» **MATERIAL SUPPLIED**
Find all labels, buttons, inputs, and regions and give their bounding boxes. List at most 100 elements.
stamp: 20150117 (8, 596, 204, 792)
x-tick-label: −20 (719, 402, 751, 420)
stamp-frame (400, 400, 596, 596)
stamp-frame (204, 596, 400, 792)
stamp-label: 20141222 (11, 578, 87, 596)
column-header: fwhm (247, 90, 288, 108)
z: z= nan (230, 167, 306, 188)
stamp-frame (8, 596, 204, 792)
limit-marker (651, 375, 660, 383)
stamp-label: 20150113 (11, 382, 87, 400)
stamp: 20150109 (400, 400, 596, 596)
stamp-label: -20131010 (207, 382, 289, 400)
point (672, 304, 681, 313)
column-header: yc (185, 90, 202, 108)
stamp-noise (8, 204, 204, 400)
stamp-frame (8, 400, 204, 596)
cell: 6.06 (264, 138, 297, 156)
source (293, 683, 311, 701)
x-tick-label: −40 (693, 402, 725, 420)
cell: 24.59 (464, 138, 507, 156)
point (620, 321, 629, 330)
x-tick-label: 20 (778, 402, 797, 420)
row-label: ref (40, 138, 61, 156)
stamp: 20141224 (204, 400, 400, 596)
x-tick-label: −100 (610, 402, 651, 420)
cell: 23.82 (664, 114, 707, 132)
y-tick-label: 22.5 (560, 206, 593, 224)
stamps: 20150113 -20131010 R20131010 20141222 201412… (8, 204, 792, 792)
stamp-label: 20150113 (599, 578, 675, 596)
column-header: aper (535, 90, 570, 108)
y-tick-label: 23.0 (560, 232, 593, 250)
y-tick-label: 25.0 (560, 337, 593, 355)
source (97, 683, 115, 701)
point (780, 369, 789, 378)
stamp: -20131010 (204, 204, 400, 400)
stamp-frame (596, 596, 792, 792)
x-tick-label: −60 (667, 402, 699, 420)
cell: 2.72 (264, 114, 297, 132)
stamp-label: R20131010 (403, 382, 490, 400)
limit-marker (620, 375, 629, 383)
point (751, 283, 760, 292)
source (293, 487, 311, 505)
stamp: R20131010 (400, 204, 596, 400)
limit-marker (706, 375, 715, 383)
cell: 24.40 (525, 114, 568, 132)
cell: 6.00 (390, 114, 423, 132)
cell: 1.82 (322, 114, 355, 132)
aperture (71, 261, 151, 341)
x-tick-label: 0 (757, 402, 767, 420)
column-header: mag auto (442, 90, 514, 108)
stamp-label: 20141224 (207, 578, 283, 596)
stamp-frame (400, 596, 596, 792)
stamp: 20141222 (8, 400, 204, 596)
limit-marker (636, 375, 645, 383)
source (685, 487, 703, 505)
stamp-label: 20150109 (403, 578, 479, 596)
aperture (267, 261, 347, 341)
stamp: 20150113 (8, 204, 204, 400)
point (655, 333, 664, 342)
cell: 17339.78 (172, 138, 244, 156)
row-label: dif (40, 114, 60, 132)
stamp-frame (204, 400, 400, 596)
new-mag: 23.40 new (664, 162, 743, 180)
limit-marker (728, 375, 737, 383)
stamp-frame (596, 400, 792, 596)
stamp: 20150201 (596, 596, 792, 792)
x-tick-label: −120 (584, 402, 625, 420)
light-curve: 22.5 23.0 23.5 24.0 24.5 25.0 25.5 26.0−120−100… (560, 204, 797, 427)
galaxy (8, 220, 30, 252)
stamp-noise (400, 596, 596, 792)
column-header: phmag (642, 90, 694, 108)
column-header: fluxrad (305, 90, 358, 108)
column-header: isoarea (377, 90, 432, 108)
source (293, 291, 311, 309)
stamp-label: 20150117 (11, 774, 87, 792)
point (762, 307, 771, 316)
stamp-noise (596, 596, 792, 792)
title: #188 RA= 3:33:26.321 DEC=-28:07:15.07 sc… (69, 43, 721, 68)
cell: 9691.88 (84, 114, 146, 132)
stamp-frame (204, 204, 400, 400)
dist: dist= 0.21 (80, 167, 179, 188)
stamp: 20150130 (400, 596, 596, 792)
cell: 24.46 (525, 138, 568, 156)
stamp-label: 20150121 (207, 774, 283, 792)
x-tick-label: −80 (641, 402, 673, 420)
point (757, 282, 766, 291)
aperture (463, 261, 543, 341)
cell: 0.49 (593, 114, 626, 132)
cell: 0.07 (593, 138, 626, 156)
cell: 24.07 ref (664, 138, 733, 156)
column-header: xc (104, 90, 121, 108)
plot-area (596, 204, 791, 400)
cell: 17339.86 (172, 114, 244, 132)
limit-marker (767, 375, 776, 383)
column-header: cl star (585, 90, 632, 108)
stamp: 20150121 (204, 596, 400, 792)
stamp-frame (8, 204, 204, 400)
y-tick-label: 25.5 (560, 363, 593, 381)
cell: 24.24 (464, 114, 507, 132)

» **TO DO**
Rewrite all the entries, swapping "stamp-frame" for "stamp-border" wherever it occurs and leaving everything else untouched.

» **OUTPUT FOR THIS TASK**
Find all labels, buttons, inputs, and regions and give their bounding boxes. List at most 100 elements.
stamp: 20150117 (8, 596, 204, 792)
x-tick-label: −20 (719, 402, 751, 420)
stamp-border (400, 400, 596, 596)
stamp-border (204, 596, 400, 792)
stamp-label: 20141222 (11, 578, 87, 596)
column-header: fwhm (247, 90, 288, 108)
z: z= nan (230, 167, 306, 188)
stamp-border (8, 596, 204, 792)
limit-marker (651, 375, 660, 383)
stamp-label: 20150113 (11, 382, 87, 400)
stamp: 20150109 (400, 400, 596, 596)
stamp-label: -20131010 (207, 382, 289, 400)
point (672, 304, 681, 313)
column-header: yc (185, 90, 202, 108)
stamp-noise (8, 204, 204, 400)
stamp-border (8, 400, 204, 596)
cell: 6.06 (264, 138, 297, 156)
source (293, 683, 311, 701)
x-tick-label: −40 (693, 402, 725, 420)
cell: 24.59 (464, 138, 507, 156)
point (620, 321, 629, 330)
x-tick-label: 20 (778, 402, 797, 420)
row-label: ref (40, 138, 61, 156)
stamp: 20141224 (204, 400, 400, 596)
x-tick-label: −100 (610, 402, 651, 420)
cell: 23.82 (664, 114, 707, 132)
y-tick-label: 22.5 (560, 206, 593, 224)
stamps: 20150113 -20131010 R20131010 20141222 201412… (8, 204, 792, 792)
stamp-label: 20150113 (599, 578, 675, 596)
column-header: aper (535, 90, 570, 108)
y-tick-label: 23.0 (560, 232, 593, 250)
y-tick-label: 25.0 (560, 337, 593, 355)
source (97, 683, 115, 701)
point (780, 369, 789, 378)
stamp: -20131010 (204, 204, 400, 400)
stamp-border (596, 596, 792, 792)
x-tick-label: −60 (667, 402, 699, 420)
cell: 2.72 (264, 114, 297, 132)
stamp-label: R20131010 (403, 382, 490, 400)
limit-marker (620, 375, 629, 383)
point (751, 283, 760, 292)
source (293, 487, 311, 505)
stamp: R20131010 (400, 204, 596, 400)
limit-marker (706, 375, 715, 383)
cell: 24.40 (525, 114, 568, 132)
cell: 6.00 (390, 114, 423, 132)
cell: 1.82 (322, 114, 355, 132)
aperture (71, 261, 151, 341)
x-tick-label: 0 (757, 402, 767, 420)
column-header: mag auto (442, 90, 514, 108)
stamp-label: 20141224 (207, 578, 283, 596)
stamp-border (400, 596, 596, 792)
stamp: 20141222 (8, 400, 204, 596)
limit-marker (636, 375, 645, 383)
source (685, 487, 703, 505)
stamp-label: 20150109 (403, 578, 479, 596)
aperture (267, 261, 347, 341)
stamp: 20150113 (8, 204, 204, 400)
point (655, 333, 664, 342)
cell: 17339.78 (172, 138, 244, 156)
row-label: dif (40, 114, 60, 132)
stamp-border (204, 400, 400, 596)
new-mag: 23.40 new (664, 162, 743, 180)
limit-marker (728, 375, 737, 383)
stamp-border (596, 400, 792, 596)
stamp: 20150201 (596, 596, 792, 792)
x-tick-label: −120 (584, 402, 625, 420)
light-curve: 22.5 23.0 23.5 24.0 24.5 25.0 25.5 26.0−120−100… (560, 204, 797, 427)
galaxy (8, 220, 30, 252)
stamp-noise (400, 596, 596, 792)
column-header: phmag (642, 90, 694, 108)
column-header: fluxrad (305, 90, 358, 108)
column-header: isoarea (377, 90, 432, 108)
source (293, 291, 311, 309)
stamp-label: 20150117 (11, 774, 87, 792)
point (762, 307, 771, 316)
stamp-noise (596, 596, 792, 792)
title: #188 RA= 3:33:26.321 DEC=-28:07:15.07 sc… (69, 43, 721, 68)
cell: 9691.88 (84, 114, 146, 132)
stamp-border (204, 204, 400, 400)
dist: dist= 0.21 (80, 167, 179, 188)
stamp: 20150130 (400, 596, 596, 792)
cell: 24.46 (525, 138, 568, 156)
stamp-label: 20150121 (207, 774, 283, 792)
x-tick-label: −80 (641, 402, 673, 420)
point (757, 282, 766, 291)
aperture (463, 261, 543, 341)
cell: 0.49 (593, 114, 626, 132)
cell: 0.07 (593, 138, 626, 156)
cell: 24.07 ref (664, 138, 733, 156)
column-header: xc (104, 90, 121, 108)
plot-area (596, 204, 791, 400)
cell: 17339.86 (172, 114, 244, 132)
limit-marker (767, 375, 776, 383)
column-header: cl star (585, 90, 632, 108)
stamp: 20150121 (204, 596, 400, 792)
stamp-border (8, 204, 204, 400)
y-tick-label: 25.5 (560, 363, 593, 381)
cell: 24.24 (464, 114, 507, 132)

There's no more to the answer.